Data excerpts
--- start ---

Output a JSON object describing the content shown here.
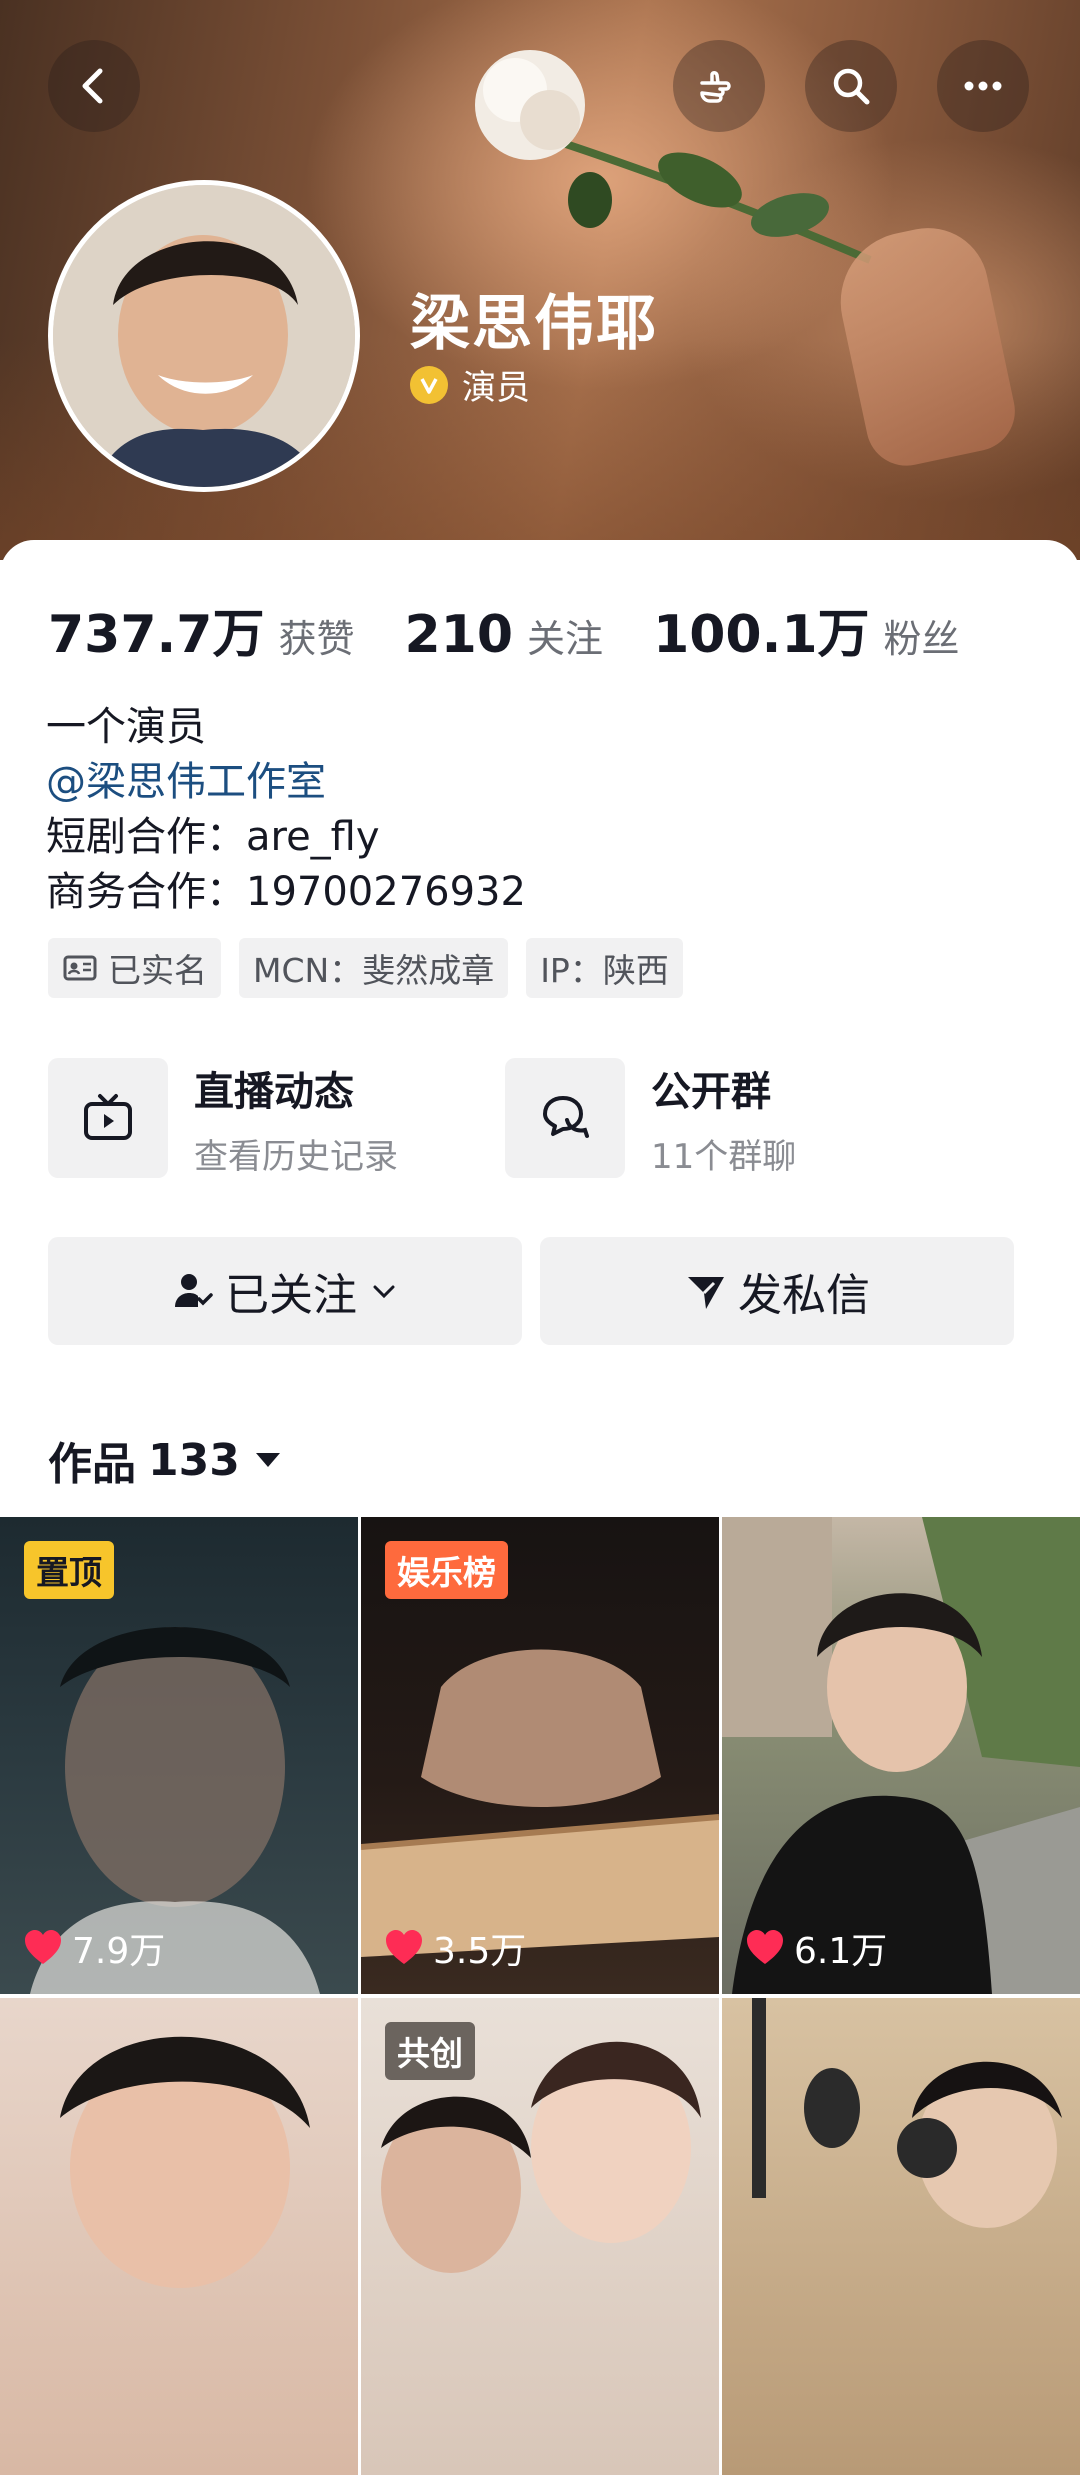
{
  "profile": {
    "name": "梁思伟耶",
    "verify_label": "演员"
  },
  "stats": [
    {
      "value": "737.7万",
      "label": "获赞"
    },
    {
      "value": "210",
      "label": "关注"
    },
    {
      "value": "100.1万",
      "label": "粉丝"
    }
  ],
  "bio": {
    "line1": "一个演员",
    "link": "@梁思伟工作室",
    "line3": "短剧合作：are_fly",
    "line4": "商务合作：19700276932"
  },
  "tags": {
    "verified": "已实名",
    "mcn": "MCN：斐然成章",
    "ip": "IP：陕西"
  },
  "features": {
    "live": {
      "title": "直播动态",
      "sub": "查看历史记录"
    },
    "group": {
      "title": "公开群",
      "sub": "11个群聊"
    }
  },
  "actions": {
    "follow": "已关注",
    "message": "发私信"
  },
  "works": {
    "label": "作品",
    "count": "133"
  },
  "videos": [
    {
      "badge": "置顶",
      "badge_color": "#f7c52b",
      "likes": "7.9万"
    },
    {
      "badge": "娱乐榜",
      "badge_color": "#fe6a3d",
      "likes": "3.5万"
    },
    {
      "badge": "",
      "badge_color": "",
      "likes": "6.1万"
    },
    {
      "badge": "",
      "badge_color": "",
      "likes": ""
    },
    {
      "badge": "共创",
      "badge_color": "#6b645e",
      "likes": ""
    },
    {
      "badge": "",
      "badge_color": "",
      "likes": ""
    }
  ],
  "colors": {
    "accent_link": "#1c4e80",
    "heart": "#fe2c55",
    "verify": "#f2c133"
  }
}
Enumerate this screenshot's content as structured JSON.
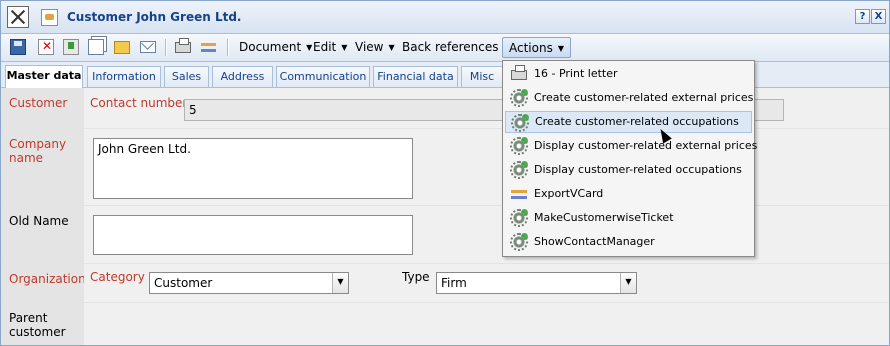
{
  "window": {
    "title": "Customer John Green Ltd.",
    "help_button": "?",
    "close_button": "X"
  },
  "toolbar": {
    "icons": [
      "save-icon",
      "delete-icon",
      "export-icon",
      "copy-icon",
      "folder-icon",
      "mail-icon",
      "print-icon",
      "references-icon"
    ],
    "menus": [
      "Document",
      "Edit",
      "View",
      "Back references",
      "Actions"
    ],
    "active_menu": "Actions"
  },
  "tabs": [
    {
      "label": "Master data",
      "active": true
    },
    {
      "label": "Information"
    },
    {
      "label": "Sales"
    },
    {
      "label": "Address"
    },
    {
      "label": "Communication"
    },
    {
      "label": "Financial data"
    },
    {
      "label": "Misc"
    }
  ],
  "form": {
    "customer": {
      "label": "Customer",
      "contact_label": "Contact number",
      "contact_value": "5"
    },
    "company": {
      "label": "Company name",
      "value": "John Green Ltd."
    },
    "old_name": {
      "label": "Old Name",
      "value": ""
    },
    "organization": {
      "label": "Organization",
      "category_label": "Category",
      "category_value": "Customer",
      "type_label": "Type",
      "type_value": "Firm"
    },
    "parent": {
      "label": "Parent customer"
    }
  },
  "actions_menu": {
    "items": [
      {
        "label": "16 - Print letter",
        "icon": "printer-icon"
      },
      {
        "label": "Create customer-related external prices",
        "icon": "gear-icon"
      },
      {
        "label": "Create customer-related occupations",
        "icon": "gear-icon",
        "hover": true
      },
      {
        "label": "Display customer-related external prices",
        "icon": "gear-icon"
      },
      {
        "label": "Display customer-related occupations",
        "icon": "gear-icon"
      },
      {
        "label": "ExportVCard",
        "icon": "swap-icon"
      },
      {
        "label": "MakeCustomerwiseTicket",
        "icon": "gear-icon"
      },
      {
        "label": "ShowContactManager",
        "icon": "gear-icon"
      }
    ]
  },
  "colors": {
    "title": "#15428b",
    "required_label": "#c0392b",
    "menu_hover": "#dde8f6"
  }
}
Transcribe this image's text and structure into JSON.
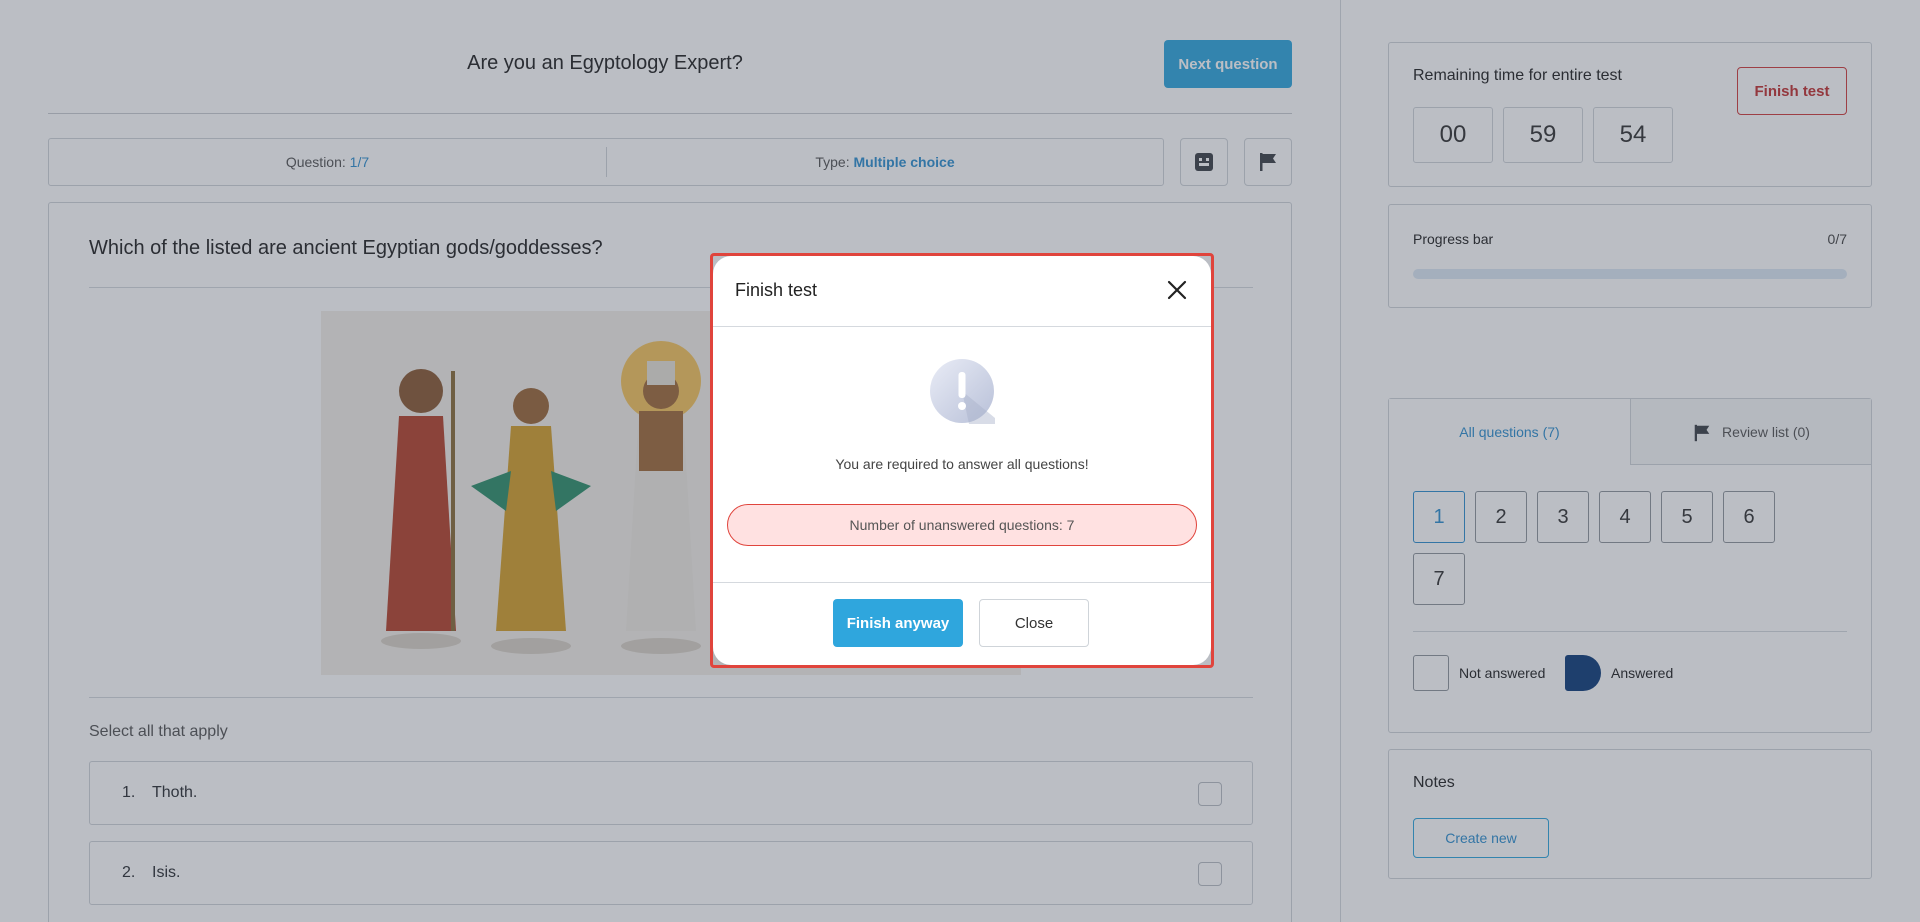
{
  "header": {
    "title": "Are you an Egyptology Expert?",
    "next_label": "Next question"
  },
  "meta": {
    "question_label": "Question:",
    "question_value": "1/7",
    "type_label": "Type:",
    "type_value": "Multiple choice"
  },
  "icons": {
    "calculator": "calculator-icon",
    "flag": "flag-icon",
    "close": "close-icon",
    "warning": "exclamation-icon"
  },
  "question": {
    "text": "Which of the listed are ancient Egyptian gods/goddesses?",
    "instruction": "Select all that apply",
    "answers": [
      {
        "num": "1.",
        "text": "Thoth."
      },
      {
        "num": "2.",
        "text": "Isis."
      }
    ]
  },
  "timer": {
    "label": "Remaining time for entire test",
    "hours": "00",
    "minutes": "59",
    "seconds": "54",
    "finish_label": "Finish test"
  },
  "progress": {
    "label": "Progress bar",
    "count": "0/7",
    "fraction": 0
  },
  "questions_panel": {
    "tab_all": "All questions (7)",
    "tab_review": "Review list (0)",
    "numbers": [
      "1",
      "2",
      "3",
      "4",
      "5",
      "6",
      "7"
    ],
    "legend_not_answered": "Not answered",
    "legend_answered": "Answered"
  },
  "notes": {
    "label": "Notes",
    "create_label": "Create new"
  },
  "modal": {
    "title": "Finish test",
    "message": "You are required to answer all questions!",
    "unanswered": "Number of unanswered questions: 7",
    "finish_anyway": "Finish anyway",
    "close": "Close"
  },
  "colors": {
    "accent": "#2fa6dd",
    "danger": "#e0443c",
    "answered": "#0e3d7a"
  }
}
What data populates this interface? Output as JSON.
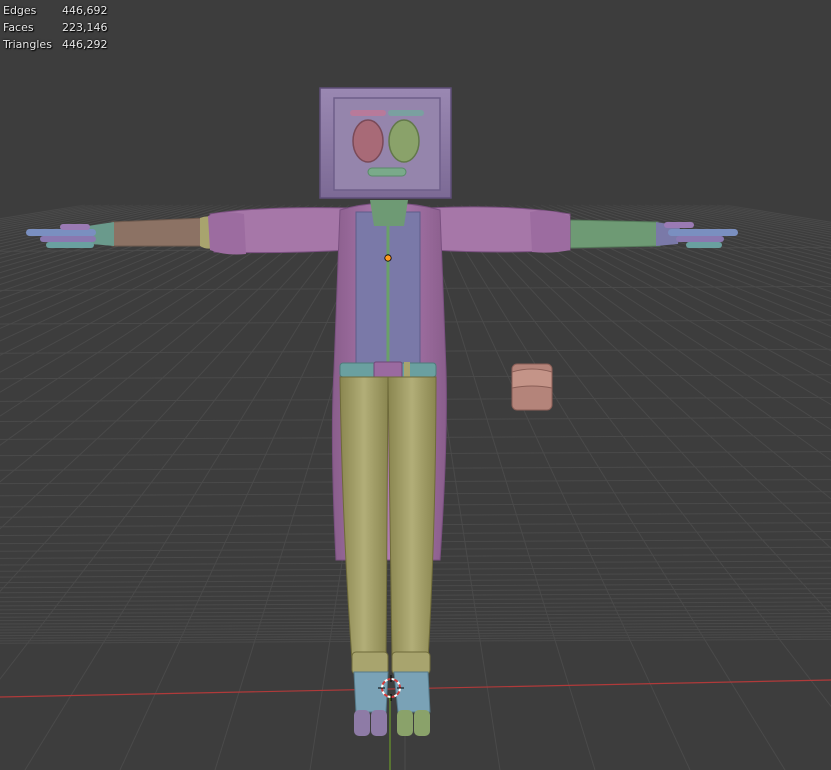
{
  "viewport": {
    "background_color": "#3d3d3d",
    "grid_line_color": "#4a4a4a",
    "x_axis_color": "#b03a3a",
    "y_axis_color": "#6a9a2a"
  },
  "statistics": [
    {
      "label": "Edges",
      "value": "446,692"
    },
    {
      "label": "Faces",
      "value": "223,146"
    },
    {
      "label": "Triangles",
      "value": "446,292"
    }
  ],
  "scene_objects": [
    {
      "name": "character-tv-head",
      "color": "#8e7ba6"
    },
    {
      "name": "screen-left-eye",
      "color": "#a86a77"
    },
    {
      "name": "screen-right-eye",
      "color": "#8aa26a"
    },
    {
      "name": "jacket",
      "color": "#a677a8"
    },
    {
      "name": "shirt",
      "color": "#7a79a8"
    },
    {
      "name": "pants",
      "color": "#a8a46e"
    },
    {
      "name": "belt",
      "color": "#6aa0a0"
    },
    {
      "name": "left-arm",
      "color": "#8c7264"
    },
    {
      "name": "right-arm",
      "color": "#6e9a74"
    },
    {
      "name": "shoes",
      "color": "#7aa2b6"
    },
    {
      "name": "satchel",
      "color": "#b4847a"
    }
  ],
  "cursor_3d": {
    "name": "3d-cursor-icon"
  }
}
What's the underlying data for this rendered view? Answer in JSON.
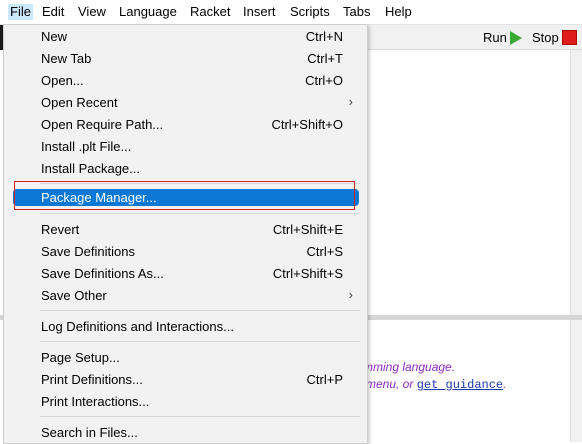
{
  "menubar": {
    "items": [
      "File",
      "Edit",
      "View",
      "Language",
      "Racket",
      "Insert",
      "Scripts",
      "Tabs",
      "Help"
    ]
  },
  "toolbar": {
    "run_label": "Run",
    "stop_label": "Stop"
  },
  "file_menu": {
    "items": [
      {
        "label": "New",
        "shortcut": "Ctrl+N"
      },
      {
        "label": "New Tab",
        "shortcut": "Ctrl+T"
      },
      {
        "label": "Open...",
        "shortcut": "Ctrl+O"
      },
      {
        "label": "Open Recent",
        "shortcut": ""
      },
      {
        "label": "Open Require Path...",
        "shortcut": "Ctrl+Shift+O"
      },
      {
        "label": "Install .plt File...",
        "shortcut": ""
      },
      {
        "label": "Install Package...",
        "shortcut": ""
      },
      {
        "label": "Package Manager...",
        "shortcut": ""
      },
      {
        "label": "Revert",
        "shortcut": "Ctrl+Shift+E"
      },
      {
        "label": "Save Definitions",
        "shortcut": "Ctrl+S"
      },
      {
        "label": "Save Definitions As...",
        "shortcut": "Ctrl+Shift+S"
      },
      {
        "label": "Save Other",
        "shortcut": ""
      },
      {
        "label": "Log Definitions and Interactions...",
        "shortcut": ""
      },
      {
        "label": "Page Setup...",
        "shortcut": ""
      },
      {
        "label": "Print Definitions...",
        "shortcut": "Ctrl+P"
      },
      {
        "label": "Print Interactions...",
        "shortcut": ""
      },
      {
        "label": "Search in Files...",
        "shortcut": ""
      }
    ],
    "submenu_arrow": "›"
  },
  "interactions": {
    "line1": "mming language.",
    "line2_prefix": "menu, or ",
    "line2_link": "get guidance",
    "line2_suffix": "."
  },
  "colors": {
    "highlight": "#0a78d4",
    "callout_border": "#d32027",
    "run_green": "#3ba935",
    "stop_red": "#e01b1b",
    "welcome_purple": "#8e2bc2"
  }
}
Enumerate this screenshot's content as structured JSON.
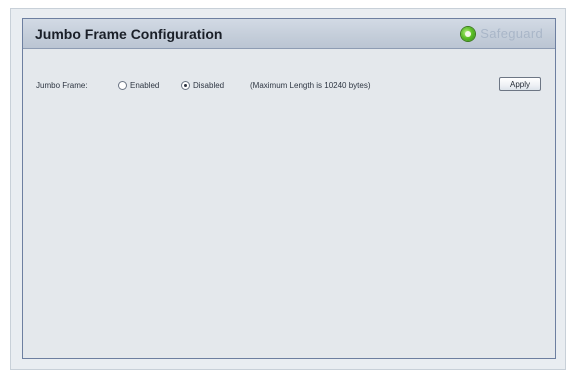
{
  "panel": {
    "title": "Jumbo Frame Configuration",
    "safeguard_label": "Safeguard"
  },
  "jumbo_frame": {
    "label": "Jumbo Frame:",
    "options": [
      {
        "label": "Enabled",
        "selected": false
      },
      {
        "label": "Disabled",
        "selected": true
      }
    ],
    "note": "(Maximum Length is 10240 bytes)"
  },
  "actions": {
    "apply_label": "Apply"
  },
  "colors": {
    "safeguard_green": "#4fb11f",
    "title_bar": "#c5ceda",
    "panel_bg": "#e4e8ec"
  },
  "icons": {
    "safeguard": "safeguard-status-icon",
    "radio": "radio-button"
  }
}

--- end ---

Find how many lines include the string "Install" and report that number alone.

2